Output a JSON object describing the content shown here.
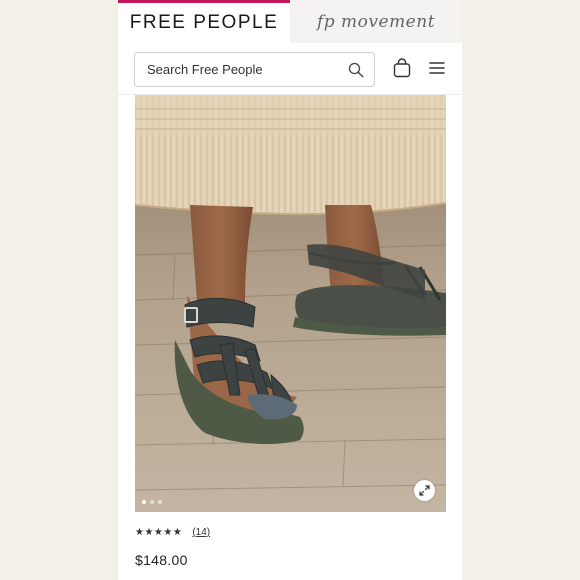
{
  "tabs": {
    "free_people": "FREE PEOPLE",
    "fp_movement": "fp movement"
  },
  "search": {
    "placeholder": "Search Free People"
  },
  "icons": {
    "search": "search-icon",
    "bag": "shopping-bag-icon",
    "menu": "hamburger-menu-icon",
    "zoom": "expand-icon"
  },
  "colors": {
    "active_tab_accent": "#c2185b",
    "inactive_tab_bg": "#f4f3f1"
  },
  "product": {
    "image_alt": "Dark grey leather fisherman sandals worn with a knit skirt on a wooden floor",
    "carousel": {
      "total": 3,
      "active_index": 1
    },
    "rating_stars": "★★★★★",
    "rating_value": 4.5,
    "review_count": "(14)",
    "price": "$148.00"
  }
}
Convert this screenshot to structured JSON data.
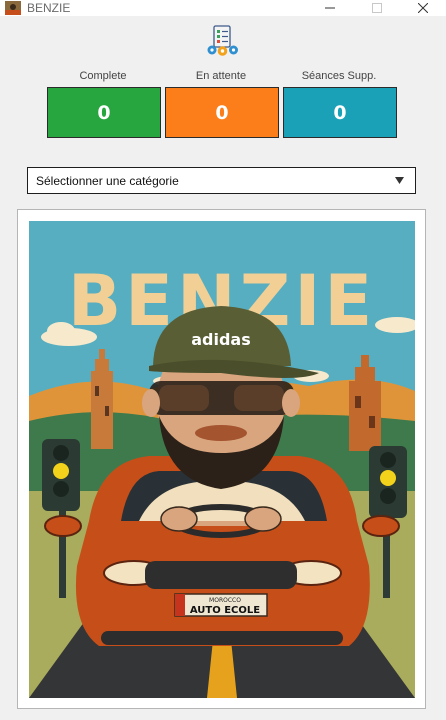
{
  "window": {
    "title": "BENZIE",
    "controls": [
      "minimize-icon",
      "maximize-icon",
      "close-icon"
    ]
  },
  "header": {
    "icon": "checklist-gears-icon"
  },
  "stats": [
    {
      "label": "Complete",
      "value": "0",
      "color": "#27a640"
    },
    {
      "label": "En attente",
      "value": "0",
      "color": "#fb7e1a"
    },
    {
      "label": "Séances Supp.",
      "value": "0",
      "color": "#1aa1b8"
    }
  ],
  "category_select": {
    "value": "Sélectionner une catégorie",
    "icon": "chevron-down-icon"
  },
  "poster": {
    "headline": "BENZIE",
    "cap_brand": "adidas",
    "plate_top": "MOROCCO",
    "plate_text": "AUTO ECOLE",
    "colors": {
      "sky": "#56aec0",
      "car": "#c64f19",
      "headline": "#f1cf95",
      "road": "#343536"
    }
  }
}
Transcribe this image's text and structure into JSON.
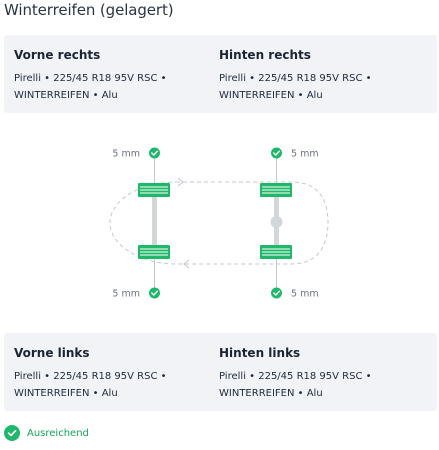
{
  "section_title": "Winterreifen (gelagert)",
  "front_right": {
    "label": "Vorne rechts",
    "spec": "Pirelli • 225/45 R18 95V RSC • WINTERREIFEN • Alu"
  },
  "rear_right": {
    "label": "Hinten rechts",
    "spec": "Pirelli • 225/45 R18 95V RSC • WINTERREIFEN • Alu"
  },
  "front_left": {
    "label": "Vorne links",
    "spec": "Pirelli • 225/45 R18 95V RSC • WINTERREIFEN • Alu"
  },
  "rear_left": {
    "label": "Hinten links",
    "spec": "Pirelli • 225/45 R18 95V RSC • WINTERREIFEN • Alu"
  },
  "tread": {
    "front_right": "5 mm",
    "rear_right": "5 mm",
    "front_left": "5 mm",
    "rear_left": "5 mm"
  },
  "status": {
    "label": "Ausreichend",
    "icon": "check-circle-icon"
  },
  "colors": {
    "accent": "#1fb86a",
    "status_text": "#17a35a",
    "panel": "#f1f3f7"
  }
}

TASK OBJECTIVE — Output the data above without changes, apart from leaving out the pictures.

ANSWER —
Output a JSON object describing the content shown here.
{
  "tabs": {
    "free_people": "FREE PEOPLE",
    "fp_movement": "fp movement"
  },
  "search": {
    "placeholder": "Search Free People"
  },
  "icons": {
    "search": "search-icon",
    "bag": "shopping-bag-icon",
    "menu": "hamburger-menu-icon",
    "zoom": "expand-icon"
  },
  "colors": {
    "active_tab_accent": "#c2185b",
    "inactive_tab_bg": "#f4f3f1"
  },
  "product": {
    "image_alt": "Dark grey leather fisherman sandals worn with a knit skirt on a wooden floor",
    "carousel": {
      "total": 3,
      "active_index": 1
    },
    "rating_stars": "★★★★★",
    "rating_value": 4.5,
    "review_count": "(14)",
    "price": "$148.00"
  }
}
Convert this screenshot to structured JSON data.
{
  "window": {
    "title": "BENZIE",
    "controls": [
      "minimize-icon",
      "maximize-icon",
      "close-icon"
    ]
  },
  "header": {
    "icon": "checklist-gears-icon"
  },
  "stats": [
    {
      "label": "Complete",
      "value": "0",
      "color": "#27a640"
    },
    {
      "label": "En attente",
      "value": "0",
      "color": "#fb7e1a"
    },
    {
      "label": "Séances Supp.",
      "value": "0",
      "color": "#1aa1b8"
    }
  ],
  "category_select": {
    "value": "Sélectionner une catégorie",
    "icon": "chevron-down-icon"
  },
  "poster": {
    "headline": "BENZIE",
    "cap_brand": "adidas",
    "plate_top": "MOROCCO",
    "plate_text": "AUTO ECOLE",
    "colors": {
      "sky": "#56aec0",
      "car": "#c64f19",
      "headline": "#f1cf95",
      "road": "#343536"
    }
  }
}
Transcribe this image's text and structure into JSON.
{
  "section_title": "Winterreifen (gelagert)",
  "front_right": {
    "label": "Vorne rechts",
    "spec": "Pirelli • 225/45 R18 95V RSC • WINTERREIFEN • Alu"
  },
  "rear_right": {
    "label": "Hinten rechts",
    "spec": "Pirelli • 225/45 R18 95V RSC • WINTERREIFEN • Alu"
  },
  "front_left": {
    "label": "Vorne links",
    "spec": "Pirelli • 225/45 R18 95V RSC • WINTERREIFEN • Alu"
  },
  "rear_left": {
    "label": "Hinten links",
    "spec": "Pirelli • 225/45 R18 95V RSC • WINTERREIFEN • Alu"
  },
  "tread": {
    "front_right": "5 mm",
    "rear_right": "5 mm",
    "front_left": "5 mm",
    "rear_left": "5 mm"
  },
  "status": {
    "label": "Ausreichend",
    "icon": "check-circle-icon"
  },
  "colors": {
    "accent": "#1fb86a",
    "status_text": "#17a35a",
    "panel": "#f1f3f7"
  }
}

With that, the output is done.